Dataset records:
• • • • • • •

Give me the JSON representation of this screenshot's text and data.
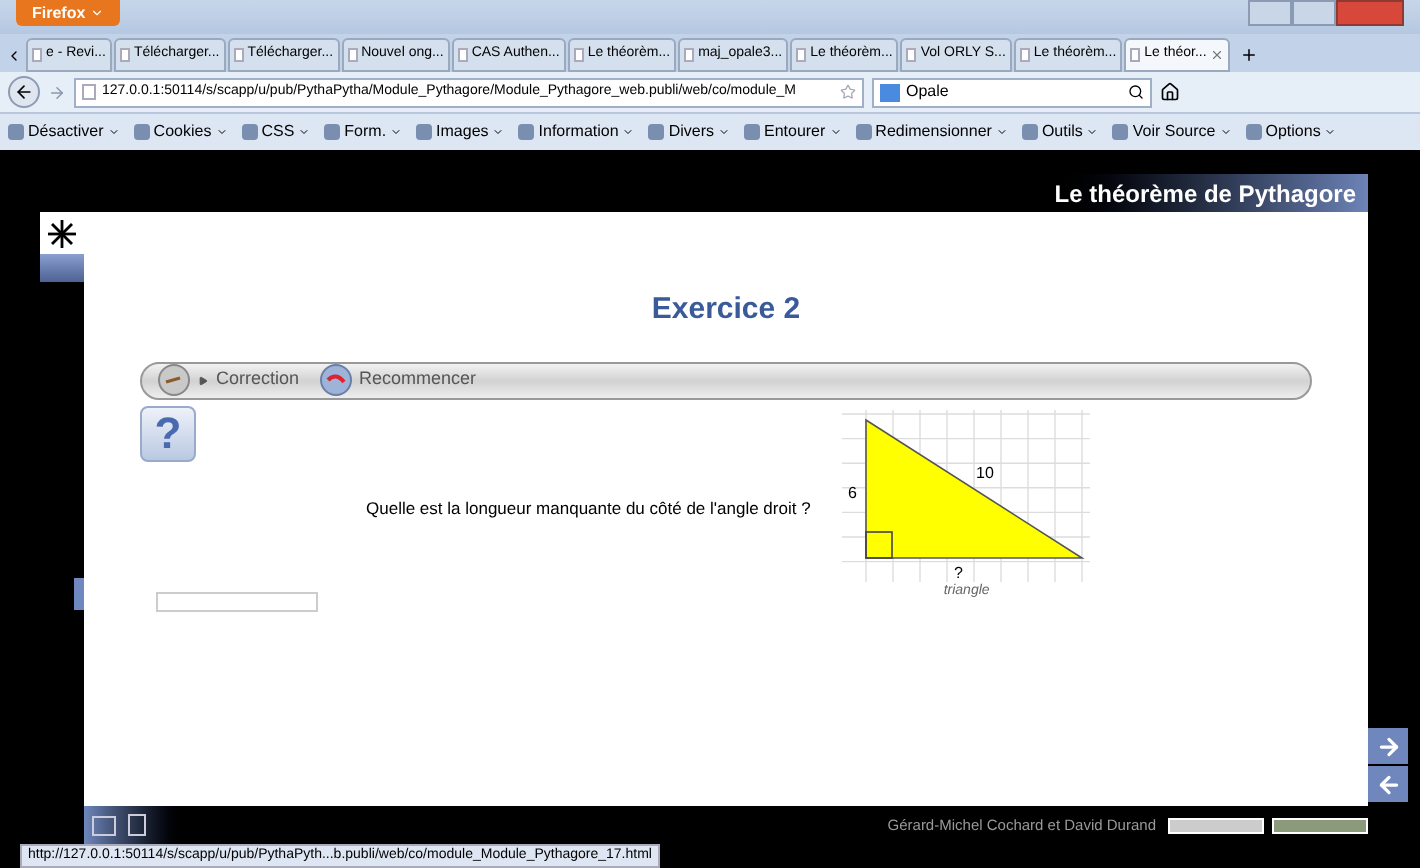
{
  "browser": {
    "menu_button": "Firefox",
    "tabs": [
      {
        "label": "e - Revi...",
        "selected": false
      },
      {
        "label": "Télécharger...",
        "selected": false
      },
      {
        "label": "Télécharger...",
        "selected": false
      },
      {
        "label": "Nouvel ong...",
        "selected": false
      },
      {
        "label": "CAS Authen...",
        "selected": false
      },
      {
        "label": "Le théorèm...",
        "selected": false
      },
      {
        "label": "maj_opale3...",
        "selected": false
      },
      {
        "label": "Le théorèm...",
        "selected": false
      },
      {
        "label": "Vol ORLY S...",
        "selected": false
      },
      {
        "label": "Le théorèm...",
        "selected": false
      },
      {
        "label": "Le théor...",
        "selected": true
      }
    ],
    "url": "127.0.0.1:50114/s/scapp/u/pub/PythaPytha/Module_Pythagore/Module_Pythagore_web.publi/web/co/module_M",
    "search": "Opale",
    "toolbar": [
      "Désactiver",
      "Cookies",
      "CSS",
      "Form.",
      "Images",
      "Information",
      "Divers",
      "Entourer",
      "Redimensionner",
      "Outils",
      "Voir Source",
      "Options"
    ],
    "status_url": "http://127.0.0.1:50114/s/scapp/u/pub/PythaPyth...b.publi/web/co/module_Module_Pythagore_17.html"
  },
  "page": {
    "header_title": "Le théorème de Pythagore",
    "exercise_title": "Exercice 2",
    "help_icon": "?",
    "actions": [
      {
        "kind": "correction",
        "label": "Correction"
      },
      {
        "kind": "restart",
        "label": "Recommencer"
      }
    ],
    "question": "Quelle est la longueur manquante du côté de l'angle droit ?",
    "figure": {
      "side_vertical": "6",
      "hypotenuse": "10",
      "side_horizontal": "?",
      "caption": "triangle"
    },
    "credits": "Gérard-Michel Cochard et David Durand"
  }
}
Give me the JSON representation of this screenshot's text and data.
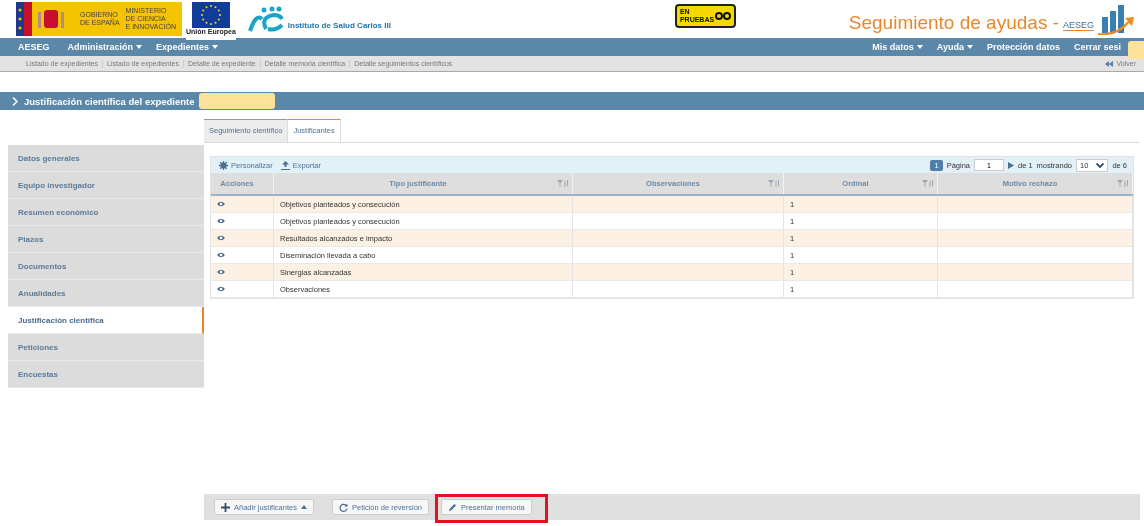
{
  "header": {
    "gov_logo": {
      "line1": "GOBIERNO",
      "line2": "DE ESPAÑA",
      "ministry": [
        "MINISTERIO",
        "DE CIENCIA",
        "E INNOVACIÓN"
      ]
    },
    "eu_logo": {
      "label": "Unión Europea"
    },
    "institute": {
      "name": "Instituto de Salud Carlos III"
    },
    "test_badge": {
      "line1": "EN",
      "line2": "PRUEBAS"
    },
    "app_title": "Seguimiento de ayudas -",
    "app_logo": "AESEG"
  },
  "navbar": {
    "brand": "AESEG",
    "left": [
      {
        "label": "Administración",
        "dropdown": true
      },
      {
        "label": "Expedientes",
        "dropdown": true
      }
    ],
    "right": [
      {
        "label": "Mis datos",
        "dropdown": true
      },
      {
        "label": "Ayuda",
        "dropdown": true
      },
      {
        "label": "Protección datos",
        "dropdown": false
      },
      {
        "label": "Cerrar sesi",
        "dropdown": false,
        "redacted": true
      }
    ]
  },
  "breadcrumb": {
    "items": [
      "Listado de expedientes",
      "Listado de expedientes",
      "Detalle de expediente",
      "Detalle memoria científica",
      "Detalle seguimientos científicos"
    ],
    "back": "Volver"
  },
  "section_title": {
    "text": "Justificación científica del expediente",
    "redacted": true
  },
  "sidebar": {
    "items": [
      {
        "label": "Datos generales",
        "selected": false
      },
      {
        "label": "Equipo investigador",
        "selected": false
      },
      {
        "label": "Resumen económico",
        "selected": false
      },
      {
        "label": "Plazos",
        "selected": false
      },
      {
        "label": "Documentos",
        "selected": false
      },
      {
        "label": "Anualidades",
        "selected": false
      },
      {
        "label": "Justificación científica",
        "selected": true
      },
      {
        "label": "Peticiones",
        "selected": false
      },
      {
        "label": "Encuestas",
        "selected": false
      }
    ]
  },
  "tabs": [
    {
      "label": "Seguimiento científico",
      "selected": false
    },
    {
      "label": "Justificantes",
      "selected": true
    }
  ],
  "grid": {
    "toolbar": [
      "Personalizar",
      "Exportar"
    ],
    "pager": {
      "current_page": "1",
      "page_label": "Página",
      "page_value": "1",
      "of_pages": "de 1",
      "showing_label": "mostrando",
      "page_size": "10",
      "total": "de 6"
    },
    "columns": [
      {
        "label": "Acciones",
        "filterable": false
      },
      {
        "label": "Tipo justificante",
        "filterable": true
      },
      {
        "label": "Observaciones",
        "filterable": true
      },
      {
        "label": "Ordinal",
        "filterable": true
      },
      {
        "label": "Motivo rechazo",
        "filterable": true
      }
    ],
    "rows": [
      {
        "tipo": "Objetivos planteados y consecución",
        "ordinal": "1"
      },
      {
        "tipo": "Objetivos planteados y consecución",
        "ordinal": "1"
      },
      {
        "tipo": "Resultados alcanzados e impacto",
        "ordinal": "1"
      },
      {
        "tipo": "Diseminación llevada a cabo",
        "ordinal": "1"
      },
      {
        "tipo": "Sinergias alcanzadas",
        "ordinal": "1"
      },
      {
        "tipo": "Observaciones",
        "ordinal": "1"
      }
    ]
  },
  "actions": [
    {
      "label": "Añadir justificantes",
      "kind": "add",
      "dropdown": true,
      "highlighted": false
    },
    {
      "label": "Petición de reversión",
      "kind": "refresh",
      "dropdown": false,
      "highlighted": false
    },
    {
      "label": "Presentar memoria",
      "kind": "edit",
      "dropdown": false,
      "highlighted": true
    }
  ]
}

• • • • • • •

Problem description:
Count the lines of these entries that hold the string "publi", and give only that number.

Written answer:
2